▶ [Written request]: Say how many lines contain the string "data". Give no other output.

▶ [Records for the exercise]:
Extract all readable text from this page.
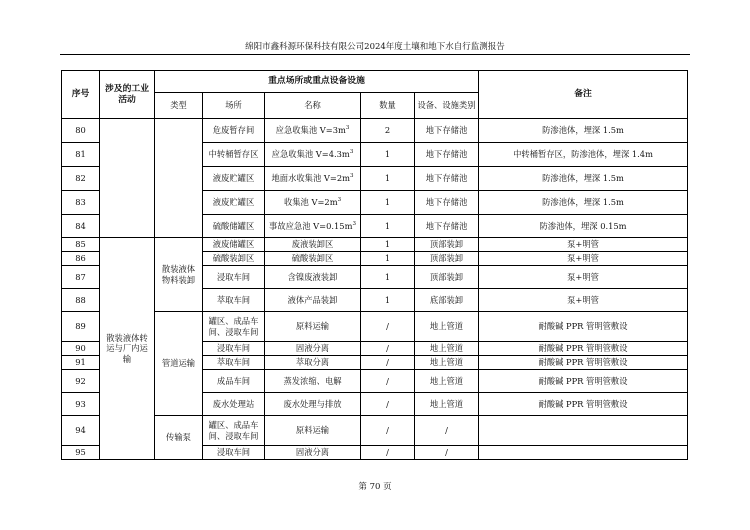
绵阳市鑫科源环保科技有限公司2024年度土壤和地下水自行监测报告
序号	涉及的工业活动	重点场所或重点设备设施					备注
		类型	场所	名称	数量	设备、设施类别	
80			危废暂存间	应急收集池 $V=3m^3$	2	地下存储池	防渗池体，埋深 1.5m
81			中转桶暂存区	应急收集池 $V=4.3m^3$	1	地下存储池	中转桶暂存区，防渗池体，埋深 1.4m
82			液废贮罐区	地面水收集池 $V=2m^3$	1	地下存储池	防渗池体，埋深 1.5m
83			液废贮罐区	收集池 $V=2m^3$	1	地下存储池	防渗池体，埋深 1.5m
84			硫酸储罐区	事故应急池 $V=0.15m^3$	1	地下存储池	防渗池体，埋深 0.15m
85	散装液体转运与厂内运输	散装液体物料装卸	液废储罐区	废液装卸区	1	顶部装卸	泵+明管
86			硫酸装卸区	硫酸装卸区	1	顶部装卸	泵+明管
87			浸取车间	含镍废液装卸	1	顶部装卸	泵+明管
88			萃取车间	液体产品装卸	1	底部装卸	泵+明管
89		管道运输	罐区、成品车间、浸取车间	原料运输	/	地上管道	耐酸碱 PPR 管明管敷设
90			浸取车间	固液分离	/	地上管道	耐酸碱 PPR 管明管敷设
91			萃取车间	萃取分离	/	地上管道	耐酸碱 PPR 管明管敷设
92			成品车间	蒸发浓缩、电解	/	地上管道	耐酸碱 PPR 管明管敷设
93			废水处理站	废水处理与排放	/	地上管道	耐酸碱 PPR 管明管敷设
94		传输泵	罐区、成品车间、浸取车间	原料运输	/	/	
95			浸取车间	固液分离	/	/	
第 70 页
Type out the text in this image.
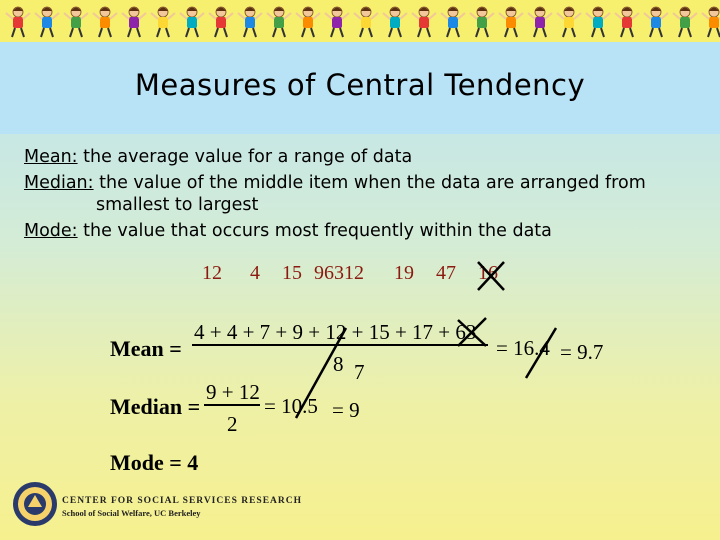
Measures of Central Tendency
Mean: the average value for a range of data
Median: the value of the middle item when the data are arranged from
smallest to largest
Mode: the value that occurs most frequently within the data
12 4 15 96312 19 47 16
Mean =
4 + 4 + 7 + 9 + 12 + 15 + 17 + 63
8
= 16.4
7
= 9.7
Median =
9 + 12
2
= 10.5 = 9
Mode = 4
CENTER FOR SOCIAL SERVICES RESEARCH
School of Social Welfare, UC Berkeley
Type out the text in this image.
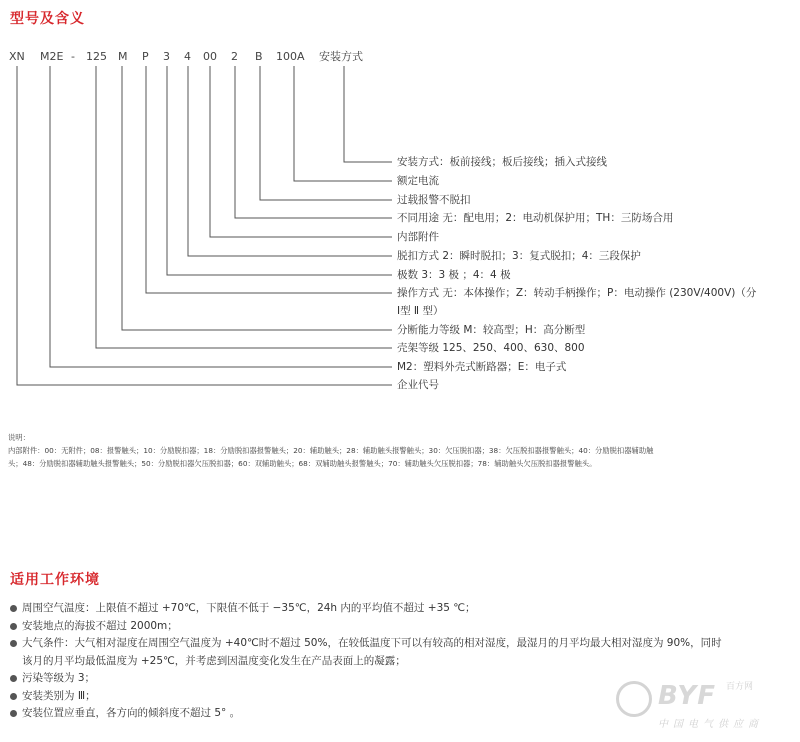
型号及含义
XN M2E - 125 M P 3 4 00 2 B 100A 安装方式
安装方式：板前接线；板后接线；插入式接线
额定电流
过载报警不脱扣
不同用途 无：配电用；2：电动机保护用；TH：三防场合用
内部附件
脱扣方式 2：瞬时脱扣；3：复式脱扣；4：三段保护
极数 3：3 极 ；4：4 极
操作方式 无：本体操作；Z：转动手柄操作；P：电动操作 (230V/400V)（分
Ⅰ型 Ⅱ 型）
分断能力等级 M：较高型；H：高分断型
壳架等级 125、250、400、630、800
M2：塑料外壳式断路器；E：电子式
企业代号
说明：
内部附件：00：无附件；08：报警触头；10：分励脱扣器；18：分励脱扣器报警触头；20：辅助触头；28：辅助触头报警触头；30：欠压脱扣器；38：欠压脱扣器报警触头；40：分励脱扣器辅助触
头；48：分励脱扣器辅助触头报警触头；50：分励脱扣器欠压脱扣器；60：双辅助触头；68：双辅助触头报警触头；70：辅助触头欠压脱扣器；78：辅助触头欠压脱扣器报警触头。
适用工作环境
周围空气温度：上限值不超过 +70℃，下限值不低于 −35℃，24h 内的平均值不超过 +35 ℃；
安装地点的海拔不超过 2000m；
大气条件：大气相对湿度在周围空气温度为 +40℃时不超过 50%，在较低温度下可以有较高的相对湿度，最湿月的月平均最大相对湿度为 90%，同时
该月的月平均最低温度为 +25℃，并考虑到因温度变化发生在产品表面上的凝露；
污染等级为 3；
安装类别为 Ⅲ；
安装位置应垂直，各方向的倾斜度不超过 5° 。
BYF 百方网
中国电气供应商
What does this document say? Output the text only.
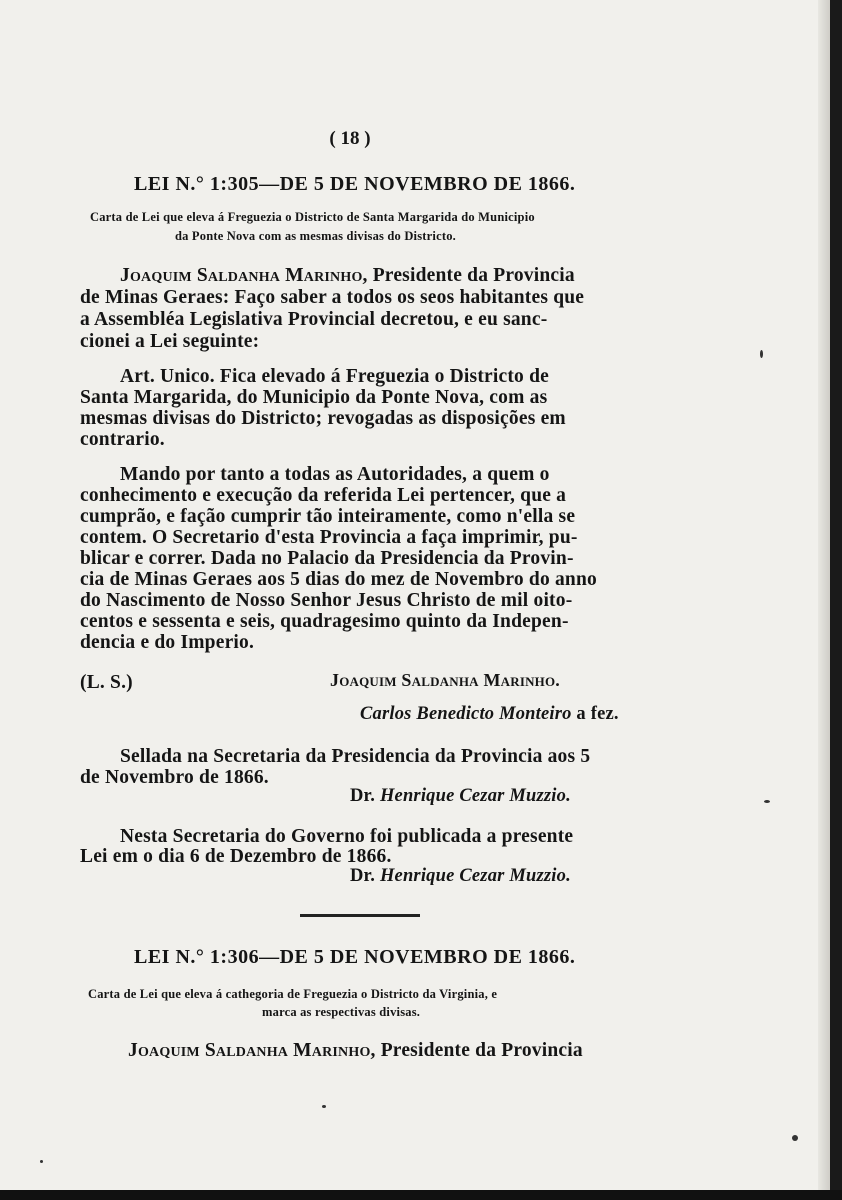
( 18 )
LEI N.° 1:305—DE 5 DE NOVEMBRO DE 1866.
Carta de Lei que eleva á Freguezia o Districto de Santa Margarida do Municipio
da Ponte Nova com as mesmas divisas do Districto.
Joaquim Saldanha Marinho, Presidente da Provincia
de Minas Geraes: Faço saber a todos os seos habitantes que
a Assembléa Legislativa Provincial decretou, e eu sanc-
cionei a Lei seguinte:
Art. Unico. Fica elevado á Freguezia o Districto de
Santa Margarida, do Municipio da Ponte Nova, com as
mesmas divisas do Districto; revogadas as disposições em
contrario.
Mando por tanto a todas as Autoridades, a quem o
conhecimento e execução da referida Lei pertencer, que a
cumprão, e fação cumprir tão inteiramente, como n'ella se
contem. O Secretario d'esta Provincia a faça imprimir, pu-
blicar e correr. Dada no Palacio da Presidencia da Provin-
cia de Minas Geraes aos 5 dias do mez de Novembro do anno
do Nascimento de Nosso Senhor Jesus Christo de mil oito-
centos e sessenta e seis, quadragesimo quinto da Indepen-
dencia e do Imperio.
(L. S.)	Joaquim Saldanha Marinho.
Carlos Benedicto Monteiro a fez.
Sellada na Secretaria da Presidencia da Provincia aos 5
de Novembro de 1866.
Dr. Henrique Cezar Muzzio.
Nesta Secretaria do Governo foi publicada a presente
Lei em o dia 6 de Dezembro de 1866.
Dr. Henrique Cezar Muzzio.
LEI N.° 1:306—DE 5 DE NOVEMBRO DE 1866.
Carta de Lei que eleva á cathegoria de Freguezia o Districto da Virginia, e
marca as respectivas divisas.
Joaquim Saldanha Marinho, Presidente da Provincia
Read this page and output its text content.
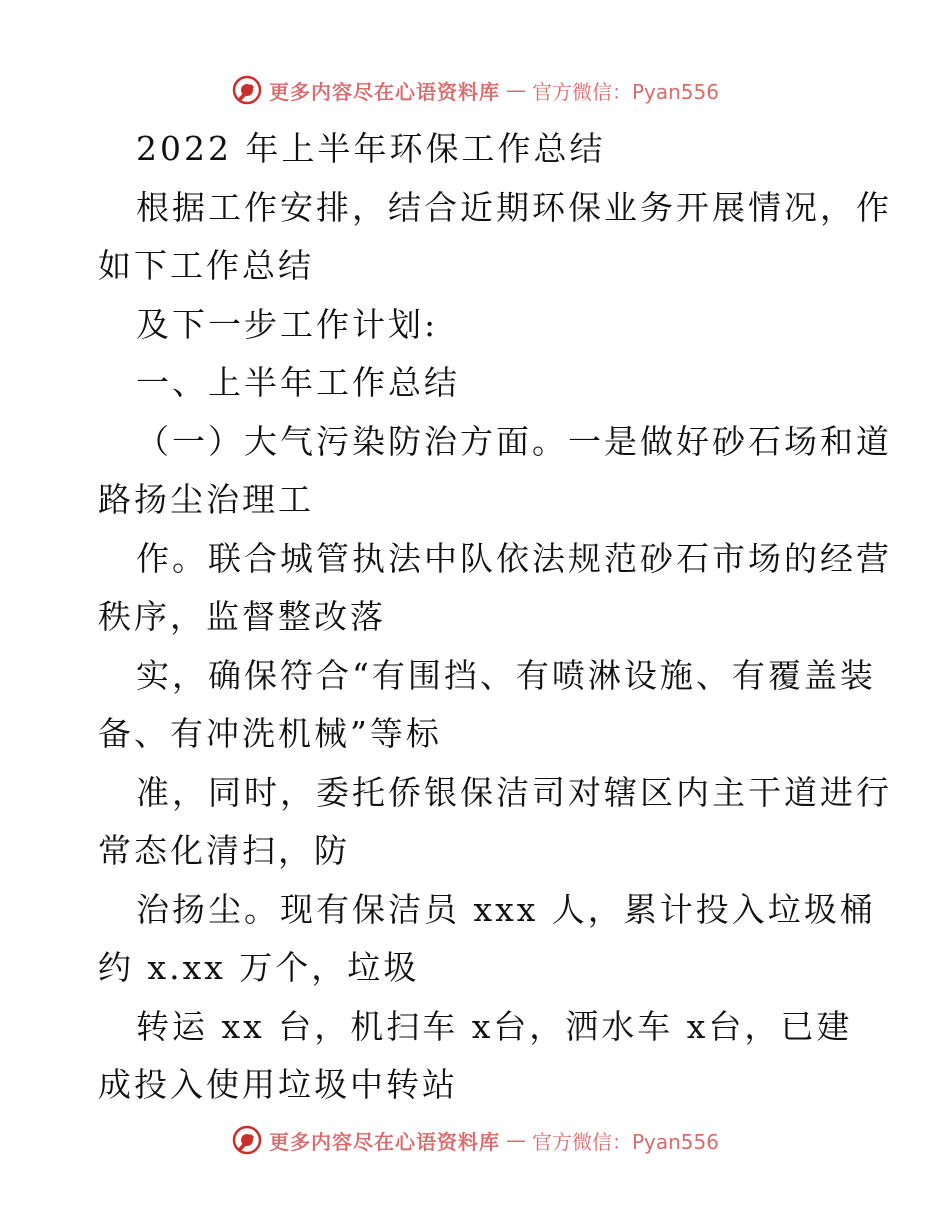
更多内容尽在心语资料库 — 官方微信：Pyan556
2022 年上半年环保工作总结
根据工作安排，结合近期环保业务开展情况，作
如下工作总结
及下一步工作计划:
一、上半年工作总结
（一）大气污染防治方面。一是做好砂石场和道
路扬尘治理工
作。联合城管执法中队依法规范砂石市场的经营
秩序，监督整改落
实，确保符合“有围挡、有喷淋设施、有覆盖装
备、有冲洗机械”等标
准，同时，委托侨银保洁司对辖区内主干道进行
常态化清扫，防
治扬尘。现有保洁员 xxx 人，累计投入垃圾桶
约 x.xx 万个，垃圾
转运 xx 台，机扫车 x台，洒水车 x台，已建
成投入使用垃圾中转站
更多内容尽在心语资料库 — 官方微信：Pyan556
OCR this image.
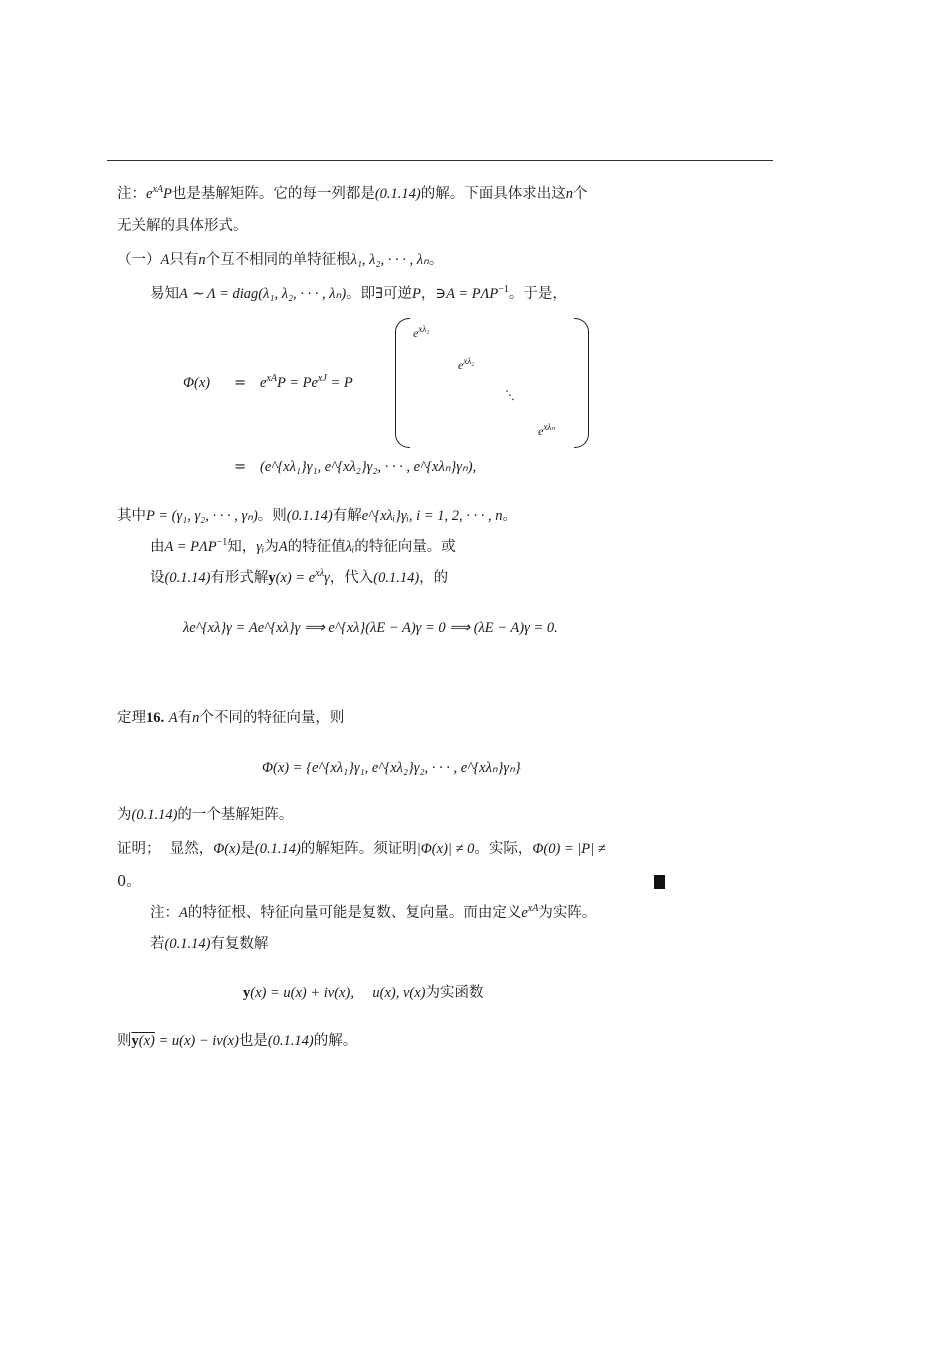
注：$e^{xA}P$也是基解矩阵。它的每一列都是(0.1.14)的解。下面具体求出这n个
无关解的具体形式。
（一）A只有n个互不相同的单特征根λ₁, λ₂, · · · , λₙ。
易知A ∼ Λ = diag(λ₁, λ₂, · · · , λₙ)。即∃可逆P，∋A = $P\Lambda P^{-1}$。于是，
$\Phi(x) = e^{xA}P = Pe^{xJ} = P$
$e^{x\lambda_1}$
$e^{x\lambda_2}$
⋱
$e^{x\lambda_n}$
= (e^{xλ₁}γ₁, e^{xλ₂}γ₂, · · · , e^{xλₙ}γₙ),
其中P = (γ₁, γ₂, · · · , γₙ)。则(0.1.14)有解e^{xλᵢ}γᵢ, i = 1, 2, · · · , n。
由$A = P\Lambda P^{-1}$知，γᵢ为A的特征值λᵢ的特征向量。或
设(0.1.14)有形式解$y(x) = e^{x\lambda}\gamma$，代入(0.1.14)，的
λe^{xλ}γ = Ae^{xλ}γ ⟹ e^{xλ}(λE − A)γ = 0 ⟹ (λE − A)γ = 0.
定理16. A有n个不同的特征向量，则
Φ(x) = {e^{xλ₁}γ₁, e^{xλ₂}γ₂, · · · , e^{xλₙ}γₙ}
为(0.1.14)的一个基解矩阵。
证明； 显然，Φ(x)是(0.1.14)的解矩阵。须证明|Φ(x)| ≠ 0。实际，Φ(0) = |P| ≠
0。
注：A的特征根、特征向量可能是复数、复向量。而由定义$e^{xA}$为实阵。
若(0.1.14)有复数解
y(x) = u(x) + iv(x), u(x), v(x)为实函数
则y(x) = u(x) − iv(x)也是(0.1.14)的解。
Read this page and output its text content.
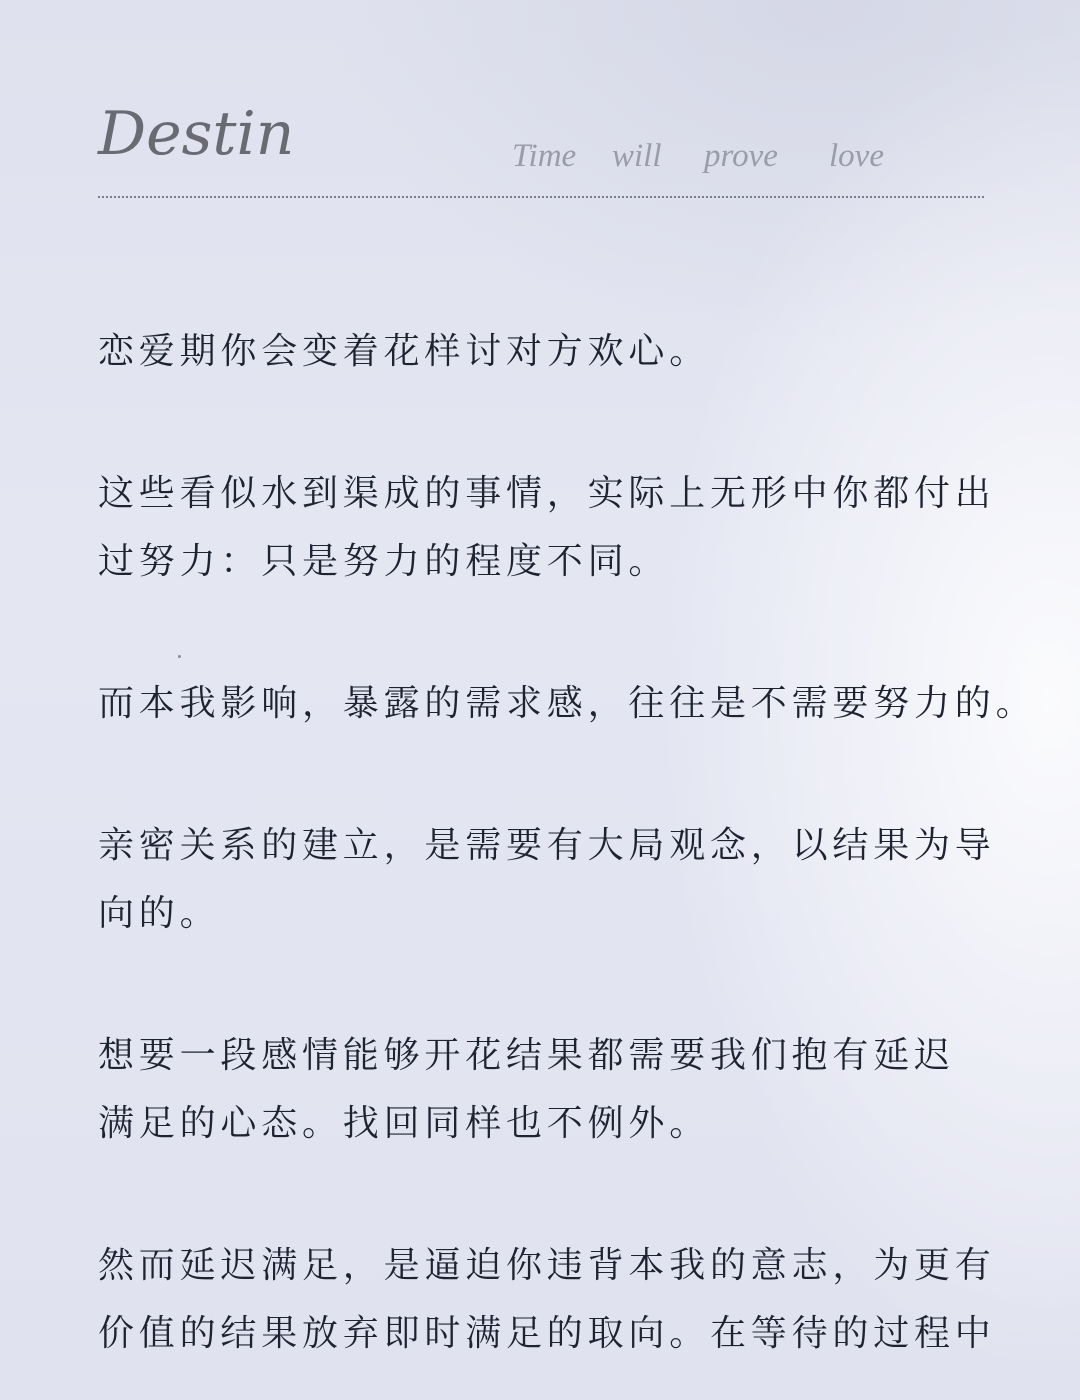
Destin	Time will prove love

恋爱期你会变着花样讨对方欢心。

这些看似水到渠成的事情，实际上无形中你都付出
过努力：只是努力的程度不同。

而本我影响，暴露的需求感，往往是不需要努力的。

亲密关系的建立，是需要有大局观念，以结果为导
向的。

想要一段感情能够开花结果都需要我们抱有延迟
满足的心态。找回同样也不例外。

然而延迟满足，是逼迫你违背本我的意志，为更有
价值的结果放弃即时满足的取向。在等待的过程中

▶ [Solution to the exercise]: 3